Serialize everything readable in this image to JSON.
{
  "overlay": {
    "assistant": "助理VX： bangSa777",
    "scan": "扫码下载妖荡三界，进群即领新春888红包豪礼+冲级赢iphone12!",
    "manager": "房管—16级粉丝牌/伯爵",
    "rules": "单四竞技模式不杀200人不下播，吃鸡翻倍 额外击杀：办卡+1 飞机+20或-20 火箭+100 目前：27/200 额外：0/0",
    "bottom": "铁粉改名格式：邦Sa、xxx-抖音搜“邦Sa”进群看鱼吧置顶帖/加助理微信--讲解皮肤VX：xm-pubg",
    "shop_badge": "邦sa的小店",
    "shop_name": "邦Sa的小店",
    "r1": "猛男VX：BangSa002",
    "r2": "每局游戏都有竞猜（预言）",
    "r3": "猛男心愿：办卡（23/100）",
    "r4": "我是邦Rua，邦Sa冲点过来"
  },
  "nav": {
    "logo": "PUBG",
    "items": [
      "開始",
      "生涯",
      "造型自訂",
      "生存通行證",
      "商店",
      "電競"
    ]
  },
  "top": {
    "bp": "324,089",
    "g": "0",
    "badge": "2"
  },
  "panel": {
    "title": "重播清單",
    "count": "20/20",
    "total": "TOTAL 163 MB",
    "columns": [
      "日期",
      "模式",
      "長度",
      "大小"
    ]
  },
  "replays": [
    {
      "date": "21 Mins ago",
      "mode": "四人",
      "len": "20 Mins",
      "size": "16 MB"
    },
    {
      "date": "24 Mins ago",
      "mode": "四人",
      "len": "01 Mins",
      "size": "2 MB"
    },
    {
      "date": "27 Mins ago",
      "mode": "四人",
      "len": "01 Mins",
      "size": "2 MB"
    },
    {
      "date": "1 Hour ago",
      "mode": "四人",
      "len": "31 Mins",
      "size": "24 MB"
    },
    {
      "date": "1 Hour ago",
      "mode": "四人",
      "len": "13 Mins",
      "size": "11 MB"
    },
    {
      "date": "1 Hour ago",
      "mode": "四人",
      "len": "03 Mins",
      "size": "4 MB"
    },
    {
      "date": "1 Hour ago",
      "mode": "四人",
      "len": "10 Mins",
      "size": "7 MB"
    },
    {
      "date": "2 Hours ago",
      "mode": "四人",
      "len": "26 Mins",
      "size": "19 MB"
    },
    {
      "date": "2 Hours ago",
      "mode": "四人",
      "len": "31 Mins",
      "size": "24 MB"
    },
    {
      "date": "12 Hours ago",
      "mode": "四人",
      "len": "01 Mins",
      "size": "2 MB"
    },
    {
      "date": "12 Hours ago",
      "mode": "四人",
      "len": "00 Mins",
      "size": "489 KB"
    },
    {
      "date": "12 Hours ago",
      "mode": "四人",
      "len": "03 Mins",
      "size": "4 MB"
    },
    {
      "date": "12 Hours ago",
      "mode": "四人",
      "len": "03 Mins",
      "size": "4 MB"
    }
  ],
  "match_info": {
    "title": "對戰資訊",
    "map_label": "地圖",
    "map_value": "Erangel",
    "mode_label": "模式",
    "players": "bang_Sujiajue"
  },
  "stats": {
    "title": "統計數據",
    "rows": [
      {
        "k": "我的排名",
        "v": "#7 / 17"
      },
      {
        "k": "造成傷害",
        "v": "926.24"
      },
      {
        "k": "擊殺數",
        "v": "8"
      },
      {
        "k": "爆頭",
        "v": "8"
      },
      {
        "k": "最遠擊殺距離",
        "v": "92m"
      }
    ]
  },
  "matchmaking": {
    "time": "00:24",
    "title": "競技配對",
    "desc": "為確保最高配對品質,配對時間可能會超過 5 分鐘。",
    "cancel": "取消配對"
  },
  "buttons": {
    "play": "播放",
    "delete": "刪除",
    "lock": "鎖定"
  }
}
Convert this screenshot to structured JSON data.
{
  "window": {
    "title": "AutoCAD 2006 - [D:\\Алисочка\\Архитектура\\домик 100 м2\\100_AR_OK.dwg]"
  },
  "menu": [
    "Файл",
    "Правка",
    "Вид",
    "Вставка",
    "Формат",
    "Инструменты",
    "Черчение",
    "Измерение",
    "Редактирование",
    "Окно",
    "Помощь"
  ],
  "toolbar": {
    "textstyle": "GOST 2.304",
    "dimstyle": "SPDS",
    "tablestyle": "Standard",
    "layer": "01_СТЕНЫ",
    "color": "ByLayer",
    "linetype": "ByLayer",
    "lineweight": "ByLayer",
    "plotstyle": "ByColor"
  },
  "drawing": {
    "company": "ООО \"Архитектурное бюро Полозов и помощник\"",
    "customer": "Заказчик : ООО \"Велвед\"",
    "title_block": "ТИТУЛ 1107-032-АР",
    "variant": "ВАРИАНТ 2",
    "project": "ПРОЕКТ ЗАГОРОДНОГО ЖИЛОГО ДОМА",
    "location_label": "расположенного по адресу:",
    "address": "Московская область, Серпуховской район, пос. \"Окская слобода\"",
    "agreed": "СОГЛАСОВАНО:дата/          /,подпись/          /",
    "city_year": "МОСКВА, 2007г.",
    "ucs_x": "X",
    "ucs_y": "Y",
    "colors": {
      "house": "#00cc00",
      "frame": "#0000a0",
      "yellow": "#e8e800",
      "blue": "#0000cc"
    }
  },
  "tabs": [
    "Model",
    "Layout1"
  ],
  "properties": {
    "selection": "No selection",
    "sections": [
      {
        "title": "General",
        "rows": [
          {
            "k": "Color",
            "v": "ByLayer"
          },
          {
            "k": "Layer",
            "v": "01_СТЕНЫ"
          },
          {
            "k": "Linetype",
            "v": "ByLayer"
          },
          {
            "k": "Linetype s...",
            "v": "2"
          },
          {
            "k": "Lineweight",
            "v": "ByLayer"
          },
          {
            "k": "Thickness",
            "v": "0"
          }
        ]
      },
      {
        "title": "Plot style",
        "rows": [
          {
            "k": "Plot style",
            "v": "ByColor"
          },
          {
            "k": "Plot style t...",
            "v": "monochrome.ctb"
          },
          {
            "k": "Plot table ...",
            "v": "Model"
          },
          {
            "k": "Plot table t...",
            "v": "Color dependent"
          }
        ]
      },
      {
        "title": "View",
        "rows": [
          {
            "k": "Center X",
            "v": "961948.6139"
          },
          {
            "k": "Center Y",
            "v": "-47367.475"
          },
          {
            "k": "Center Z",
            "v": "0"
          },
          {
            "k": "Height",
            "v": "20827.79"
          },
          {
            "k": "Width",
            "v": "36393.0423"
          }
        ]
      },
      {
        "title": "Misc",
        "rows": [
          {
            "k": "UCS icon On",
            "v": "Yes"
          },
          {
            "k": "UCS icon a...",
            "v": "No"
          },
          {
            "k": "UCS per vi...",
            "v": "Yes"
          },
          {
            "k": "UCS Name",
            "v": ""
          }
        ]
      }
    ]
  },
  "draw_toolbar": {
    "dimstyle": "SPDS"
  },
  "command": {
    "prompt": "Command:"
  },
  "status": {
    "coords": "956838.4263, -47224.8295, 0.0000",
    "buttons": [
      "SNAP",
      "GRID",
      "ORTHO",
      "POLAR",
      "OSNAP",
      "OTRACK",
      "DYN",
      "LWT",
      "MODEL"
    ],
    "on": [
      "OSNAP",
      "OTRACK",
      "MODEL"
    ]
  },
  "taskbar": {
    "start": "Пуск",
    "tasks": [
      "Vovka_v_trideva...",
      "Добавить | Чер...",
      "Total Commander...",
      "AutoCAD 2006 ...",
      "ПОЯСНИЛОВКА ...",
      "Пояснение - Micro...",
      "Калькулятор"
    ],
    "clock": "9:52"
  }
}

## [Given exercise]
Return every line of the material exactly.

## [Correct response]
Serialize everything readable in this image to JSON.
{
  "overlay": {
    "assistant": "助理VX： bangSa777",
    "scan": "扫码下载妖荡三界，进群即领新春888红包豪礼+冲级赢iphone12!",
    "manager": "房管—16级粉丝牌/伯爵",
    "rules": "单四竞技模式不杀200人不下播，吃鸡翻倍 额外击杀：办卡+1 飞机+20或-20 火箭+100 目前：27/200 额外：0/0",
    "bottom": "铁粉改名格式：邦Sa、xxx-抖音搜“邦Sa”进群看鱼吧置顶帖/加助理微信--讲解皮肤VX：xm-pubg",
    "shop_badge": "邦sa的小店",
    "shop_name": "邦Sa的小店",
    "r1": "猛男VX：BangSa002",
    "r2": "每局游戏都有竞猜（预言）",
    "r3": "猛男心愿：办卡（23/100）",
    "r4": "我是邦Rua，邦Sa冲点过来"
  },
  "nav": {
    "logo": "PUBG",
    "items": [
      "開始",
      "生涯",
      "造型自訂",
      "生存通行證",
      "商店",
      "電競"
    ]
  },
  "top": {
    "bp": "324,089",
    "g": "0",
    "badge": "2"
  },
  "panel": {
    "title": "重播清單",
    "count": "20/20",
    "total": "TOTAL 163 MB",
    "columns": [
      "日期",
      "模式",
      "長度",
      "大小"
    ]
  },
  "replays": [
    {
      "date": "21 Mins ago",
      "mode": "四人",
      "len": "20 Mins",
      "size": "16 MB"
    },
    {
      "date": "24 Mins ago",
      "mode": "四人",
      "len": "01 Mins",
      "size": "2 MB"
    },
    {
      "date": "27 Mins ago",
      "mode": "四人",
      "len": "01 Mins",
      "size": "2 MB"
    },
    {
      "date": "1 Hour ago",
      "mode": "四人",
      "len": "31 Mins",
      "size": "24 MB"
    },
    {
      "date": "1 Hour ago",
      "mode": "四人",
      "len": "13 Mins",
      "size": "11 MB"
    },
    {
      "date": "1 Hour ago",
      "mode": "四人",
      "len": "03 Mins",
      "size": "4 MB"
    },
    {
      "date": "1 Hour ago",
      "mode": "四人",
      "len": "10 Mins",
      "size": "7 MB"
    },
    {
      "date": "2 Hours ago",
      "mode": "四人",
      "len": "26 Mins",
      "size": "19 MB"
    },
    {
      "date": "2 Hours ago",
      "mode": "四人",
      "len": "31 Mins",
      "size": "24 MB"
    },
    {
      "date": "12 Hours ago",
      "mode": "四人",
      "len": "01 Mins",
      "size": "2 MB"
    },
    {
      "date": "12 Hours ago",
      "mode": "四人",
      "len": "00 Mins",
      "size": "489 KB"
    },
    {
      "date": "12 Hours ago",
      "mode": "四人",
      "len": "03 Mins",
      "size": "4 MB"
    },
    {
      "date": "12 Hours ago",
      "mode": "四人",
      "len": "03 Mins",
      "size": "4 MB"
    }
  ],
  "match_info": {
    "title": "對戰資訊",
    "map_label": "地圖",
    "map_value": "Erangel",
    "mode_label": "模式",
    "players": "bang_Sujiajue"
  },
  "stats": {
    "title": "統計數據",
    "rows": [
      {
        "k": "我的排名",
        "v": "#7 / 17"
      },
      {
        "k": "造成傷害",
        "v": "926.24"
      },
      {
        "k": "擊殺數",
        "v": "8"
      },
      {
        "k": "爆頭",
        "v": "8"
      },
      {
        "k": "最遠擊殺距離",
        "v": "92m"
      }
    ]
  },
  "matchmaking": {
    "time": "00:24",
    "title": "競技配對",
    "desc": "為確保最高配對品質,配對時間可能會超過 5 分鐘。",
    "cancel": "取消配對"
  },
  "buttons": {
    "play": "播放",
    "delete": "刪除",
    "lock": "鎖定"
  }
}
Convert this screenshot to structured JSON data.
{
  "window": {
    "title": "AutoCAD 2006 - [D:\\Алисочка\\Архитектура\\домик 100 м2\\100_AR_OK.dwg]"
  },
  "menu": [
    "Файл",
    "Правка",
    "Вид",
    "Вставка",
    "Формат",
    "Инструменты",
    "Черчение",
    "Измерение",
    "Редактирование",
    "Окно",
    "Помощь"
  ],
  "toolbar": {
    "textstyle": "GOST 2.304",
    "dimstyle": "SPDS",
    "tablestyle": "Standard",
    "layer": "01_СТЕНЫ",
    "color": "ByLayer",
    "linetype": "ByLayer",
    "lineweight": "ByLayer",
    "plotstyle": "ByColor"
  },
  "drawing": {
    "company": "ООО \"Архитектурное бюро Полозов и помощник\"",
    "customer": "Заказчик : ООО \"Велвед\"",
    "title_block": "ТИТУЛ 1107-032-АР",
    "variant": "ВАРИАНТ 2",
    "project": "ПРОЕКТ ЗАГОРОДНОГО ЖИЛОГО ДОМА",
    "location_label": "расположенного по адресу:",
    "address": "Московская область, Серпуховской район, пос. \"Окская слобода\"",
    "agreed": "СОГЛАСОВАНО:дата/          /,подпись/          /",
    "city_year": "МОСКВА, 2007г.",
    "ucs_x": "X",
    "ucs_y": "Y",
    "colors": {
      "house": "#00cc00",
      "frame": "#0000a0",
      "yellow": "#e8e800",
      "blue": "#0000cc"
    }
  },
  "tabs": [
    "Model",
    "Layout1"
  ],
  "properties": {
    "selection": "No selection",
    "sections": [
      {
        "title": "General",
        "rows": [
          {
            "k": "Color",
            "v": "ByLayer"
          },
          {
            "k": "Layer",
            "v": "01_СТЕНЫ"
          },
          {
            "k": "Linetype",
            "v": "ByLayer"
          },
          {
            "k": "Linetype s...",
            "v": "2"
          },
          {
            "k": "Lineweight",
            "v": "ByLayer"
          },
          {
            "k": "Thickness",
            "v": "0"
          }
        ]
      },
      {
        "title": "Plot style",
        "rows": [
          {
            "k": "Plot style",
            "v": "ByColor"
          },
          {
            "k": "Plot style t...",
            "v": "monochrome.ctb"
          },
          {
            "k": "Plot table ...",
            "v": "Model"
          },
          {
            "k": "Plot table t...",
            "v": "Color dependent"
          }
        ]
      },
      {
        "title": "View",
        "rows": [
          {
            "k": "Center X",
            "v": "961948.6139"
          },
          {
            "k": "Center Y",
            "v": "-47367.475"
          },
          {
            "k": "Center Z",
            "v": "0"
          },
          {
            "k": "Height",
            "v": "20827.79"
          },
          {
            "k": "Width",
            "v": "36393.0423"
          }
        ]
      },
      {
        "title": "Misc",
        "rows": [
          {
            "k": "UCS icon On",
            "v": "Yes"
          },
          {
            "k": "UCS icon a...",
            "v": "No"
          },
          {
            "k": "UCS per vi...",
            "v": "Yes"
          },
          {
            "k": "UCS Name",
            "v": ""
          }
        ]
      }
    ]
  },
  "draw_toolbar": {
    "dimstyle": "SPDS"
  },
  "command": {
    "prompt": "Command:"
  },
  "status": {
    "coords": "956838.4263, -47224.8295, 0.0000",
    "buttons": [
      "SNAP",
      "GRID",
      "ORTHO",
      "POLAR",
      "OSNAP",
      "OTRACK",
      "DYN",
      "LWT",
      "MODEL"
    ],
    "on": [
      "OSNAP",
      "OTRACK",
      "MODEL"
    ]
  },
  "taskbar": {
    "start": "Пуск",
    "tasks": [
      "Vovka_v_trideva...",
      "Добавить | Чер...",
      "Total Commander...",
      "AutoCAD 2006 ...",
      "ПОЯСНИЛОВКА ...",
      "Пояснение - Micro...",
      "Калькулятор"
    ],
    "clock": "9:52"
  }
}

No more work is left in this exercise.